*Information shown:*
——
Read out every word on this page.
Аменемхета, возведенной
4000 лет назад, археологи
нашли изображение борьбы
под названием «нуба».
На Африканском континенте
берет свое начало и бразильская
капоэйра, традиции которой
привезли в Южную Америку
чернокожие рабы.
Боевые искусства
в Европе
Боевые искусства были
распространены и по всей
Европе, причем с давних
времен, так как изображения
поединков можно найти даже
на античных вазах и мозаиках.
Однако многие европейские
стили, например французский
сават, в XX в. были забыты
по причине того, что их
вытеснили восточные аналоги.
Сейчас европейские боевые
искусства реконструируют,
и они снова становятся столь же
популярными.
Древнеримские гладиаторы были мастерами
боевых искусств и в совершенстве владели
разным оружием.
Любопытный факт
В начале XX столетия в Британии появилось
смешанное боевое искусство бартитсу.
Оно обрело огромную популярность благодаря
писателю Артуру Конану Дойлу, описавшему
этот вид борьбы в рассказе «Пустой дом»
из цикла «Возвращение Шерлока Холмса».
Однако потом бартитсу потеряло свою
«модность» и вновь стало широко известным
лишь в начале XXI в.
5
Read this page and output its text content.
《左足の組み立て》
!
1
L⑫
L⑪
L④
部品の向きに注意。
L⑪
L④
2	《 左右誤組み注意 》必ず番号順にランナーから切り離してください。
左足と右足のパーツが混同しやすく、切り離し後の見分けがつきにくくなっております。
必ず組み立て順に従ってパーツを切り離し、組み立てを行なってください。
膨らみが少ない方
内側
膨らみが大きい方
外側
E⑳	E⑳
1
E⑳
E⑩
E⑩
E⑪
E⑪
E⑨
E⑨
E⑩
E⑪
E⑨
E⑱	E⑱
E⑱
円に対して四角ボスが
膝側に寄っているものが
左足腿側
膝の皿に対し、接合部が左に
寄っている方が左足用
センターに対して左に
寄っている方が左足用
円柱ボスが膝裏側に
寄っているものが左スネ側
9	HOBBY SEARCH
——
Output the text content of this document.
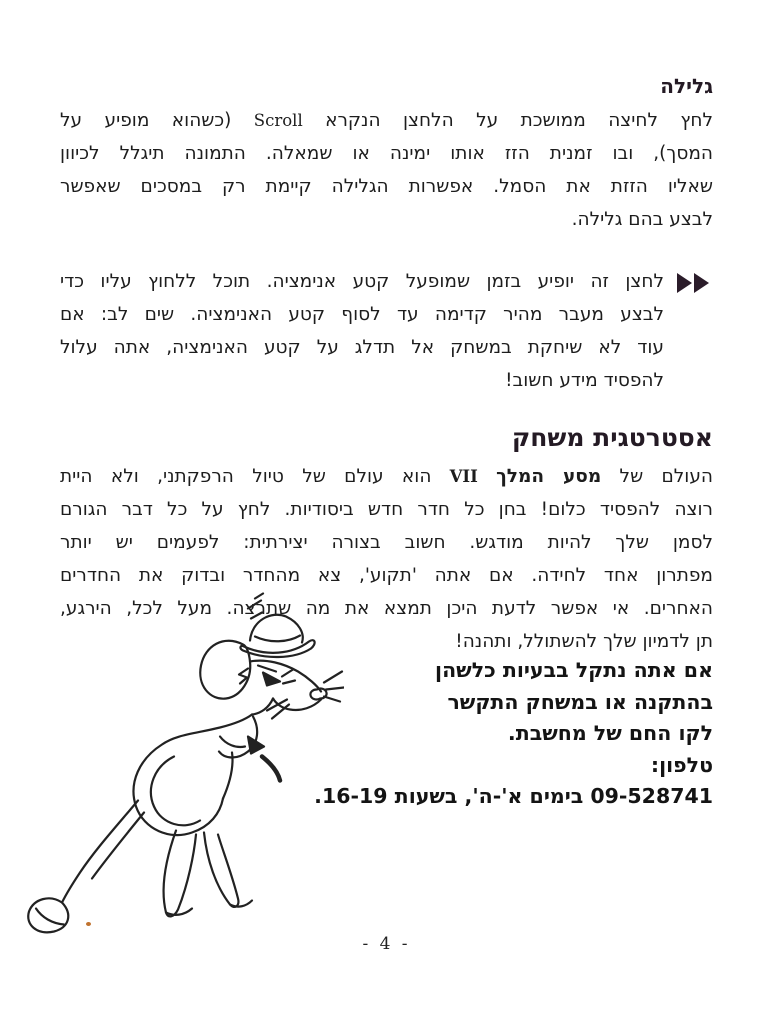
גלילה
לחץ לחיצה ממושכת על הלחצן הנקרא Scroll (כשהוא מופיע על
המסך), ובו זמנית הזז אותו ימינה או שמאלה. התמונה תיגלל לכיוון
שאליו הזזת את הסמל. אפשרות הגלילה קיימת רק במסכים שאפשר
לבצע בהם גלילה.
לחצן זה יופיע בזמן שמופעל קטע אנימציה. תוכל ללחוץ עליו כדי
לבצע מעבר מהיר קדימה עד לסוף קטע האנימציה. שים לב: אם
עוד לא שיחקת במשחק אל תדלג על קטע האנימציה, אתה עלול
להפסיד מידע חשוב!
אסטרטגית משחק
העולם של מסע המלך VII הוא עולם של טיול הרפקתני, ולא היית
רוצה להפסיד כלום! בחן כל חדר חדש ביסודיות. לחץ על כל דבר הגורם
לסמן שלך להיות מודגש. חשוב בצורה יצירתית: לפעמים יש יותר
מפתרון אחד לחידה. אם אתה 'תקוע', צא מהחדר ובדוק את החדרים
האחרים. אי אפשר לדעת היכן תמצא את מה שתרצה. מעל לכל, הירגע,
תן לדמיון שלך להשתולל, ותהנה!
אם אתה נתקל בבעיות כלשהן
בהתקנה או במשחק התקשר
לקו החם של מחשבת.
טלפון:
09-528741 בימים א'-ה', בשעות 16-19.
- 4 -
——
*What you have to do:*
Say the number of lines in the listing that hold "לבצע", with no added words.

*Written solution:*
2